┌─ Rows

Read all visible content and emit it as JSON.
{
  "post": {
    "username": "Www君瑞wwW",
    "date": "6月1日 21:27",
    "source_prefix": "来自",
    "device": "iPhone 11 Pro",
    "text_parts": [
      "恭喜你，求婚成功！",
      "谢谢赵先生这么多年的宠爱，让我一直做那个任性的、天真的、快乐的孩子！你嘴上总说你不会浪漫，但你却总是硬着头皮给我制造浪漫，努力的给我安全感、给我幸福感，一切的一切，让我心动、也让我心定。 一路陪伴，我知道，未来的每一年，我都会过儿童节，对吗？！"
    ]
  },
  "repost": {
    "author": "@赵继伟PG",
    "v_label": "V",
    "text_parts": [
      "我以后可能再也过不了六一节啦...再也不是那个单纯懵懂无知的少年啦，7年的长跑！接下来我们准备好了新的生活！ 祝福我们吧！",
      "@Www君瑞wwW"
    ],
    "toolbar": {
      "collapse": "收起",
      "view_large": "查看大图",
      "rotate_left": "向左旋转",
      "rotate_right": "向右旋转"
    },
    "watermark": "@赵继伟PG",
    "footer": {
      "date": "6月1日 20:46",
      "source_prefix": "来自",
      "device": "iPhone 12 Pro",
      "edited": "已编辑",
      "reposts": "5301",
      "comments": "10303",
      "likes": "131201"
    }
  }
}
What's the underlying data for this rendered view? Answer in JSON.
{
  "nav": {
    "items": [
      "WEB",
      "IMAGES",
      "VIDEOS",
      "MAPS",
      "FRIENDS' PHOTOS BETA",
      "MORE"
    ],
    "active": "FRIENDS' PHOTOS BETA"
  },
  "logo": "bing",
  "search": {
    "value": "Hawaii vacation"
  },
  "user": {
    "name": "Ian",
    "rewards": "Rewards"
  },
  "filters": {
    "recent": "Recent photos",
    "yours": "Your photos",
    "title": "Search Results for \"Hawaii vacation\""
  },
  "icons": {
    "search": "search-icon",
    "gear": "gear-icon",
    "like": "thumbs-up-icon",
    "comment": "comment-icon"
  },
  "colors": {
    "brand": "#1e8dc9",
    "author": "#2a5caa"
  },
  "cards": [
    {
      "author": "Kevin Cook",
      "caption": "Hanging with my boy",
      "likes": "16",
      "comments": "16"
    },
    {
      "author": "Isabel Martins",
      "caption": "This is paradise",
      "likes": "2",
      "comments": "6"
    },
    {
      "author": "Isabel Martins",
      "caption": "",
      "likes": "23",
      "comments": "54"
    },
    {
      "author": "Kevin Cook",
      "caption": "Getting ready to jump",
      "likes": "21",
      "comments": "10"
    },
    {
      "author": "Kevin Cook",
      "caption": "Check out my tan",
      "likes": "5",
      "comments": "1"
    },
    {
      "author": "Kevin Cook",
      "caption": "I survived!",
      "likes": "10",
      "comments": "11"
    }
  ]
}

└─

» **What is expected**
Every line of the records above needs to be given again exactly.

» **Full response**
Read all visible content and emit it as JSON.
{
  "post": {
    "username": "Www君瑞wwW",
    "date": "6月1日 21:27",
    "source_prefix": "来自",
    "device": "iPhone 11 Pro",
    "text_parts": [
      "恭喜你，求婚成功！",
      "谢谢赵先生这么多年的宠爱，让我一直做那个任性的、天真的、快乐的孩子！你嘴上总说你不会浪漫，但你却总是硬着头皮给我制造浪漫，努力的给我安全感、给我幸福感，一切的一切，让我心动、也让我心定。 一路陪伴，我知道，未来的每一年，我都会过儿童节，对吗？！"
    ]
  },
  "repost": {
    "author": "@赵继伟PG",
    "v_label": "V",
    "text_parts": [
      "我以后可能再也过不了六一节啦...再也不是那个单纯懵懂无知的少年啦，7年的长跑！接下来我们准备好了新的生活！ 祝福我们吧！",
      "@Www君瑞wwW"
    ],
    "toolbar": {
      "collapse": "收起",
      "view_large": "查看大图",
      "rotate_left": "向左旋转",
      "rotate_right": "向右旋转"
    },
    "watermark": "@赵继伟PG",
    "footer": {
      "date": "6月1日 20:46",
      "source_prefix": "来自",
      "device": "iPhone 12 Pro",
      "edited": "已编辑",
      "reposts": "5301",
      "comments": "10303",
      "likes": "131201"
    }
  }
}
What's the underlying data for this rendered view? Answer in JSON.
{
  "nav": {
    "items": [
      "WEB",
      "IMAGES",
      "VIDEOS",
      "MAPS",
      "FRIENDS' PHOTOS BETA",
      "MORE"
    ],
    "active": "FRIENDS' PHOTOS BETA"
  },
  "logo": "bing",
  "search": {
    "value": "Hawaii vacation"
  },
  "user": {
    "name": "Ian",
    "rewards": "Rewards"
  },
  "filters": {
    "recent": "Recent photos",
    "yours": "Your photos",
    "title": "Search Results for \"Hawaii vacation\""
  },
  "icons": {
    "search": "search-icon",
    "gear": "gear-icon",
    "like": "thumbs-up-icon",
    "comment": "comment-icon"
  },
  "colors": {
    "brand": "#1e8dc9",
    "author": "#2a5caa"
  },
  "cards": [
    {
      "author": "Kevin Cook",
      "caption": "Hanging with my boy",
      "likes": "16",
      "comments": "16"
    },
    {
      "author": "Isabel Martins",
      "caption": "This is paradise",
      "likes": "2",
      "comments": "6"
    },
    {
      "author": "Isabel Martins",
      "caption": "",
      "likes": "23",
      "comments": "54"
    },
    {
      "author": "Kevin Cook",
      "caption": "Getting ready to jump",
      "likes": "21",
      "comments": "10"
    },
    {
      "author": "Kevin Cook",
      "caption": "Check out my tan",
      "likes": "5",
      "comments": "1"
    },
    {
      "author": "Kevin Cook",
      "caption": "I survived!",
      "likes": "10",
      "comments": "11"
    }
  ]
}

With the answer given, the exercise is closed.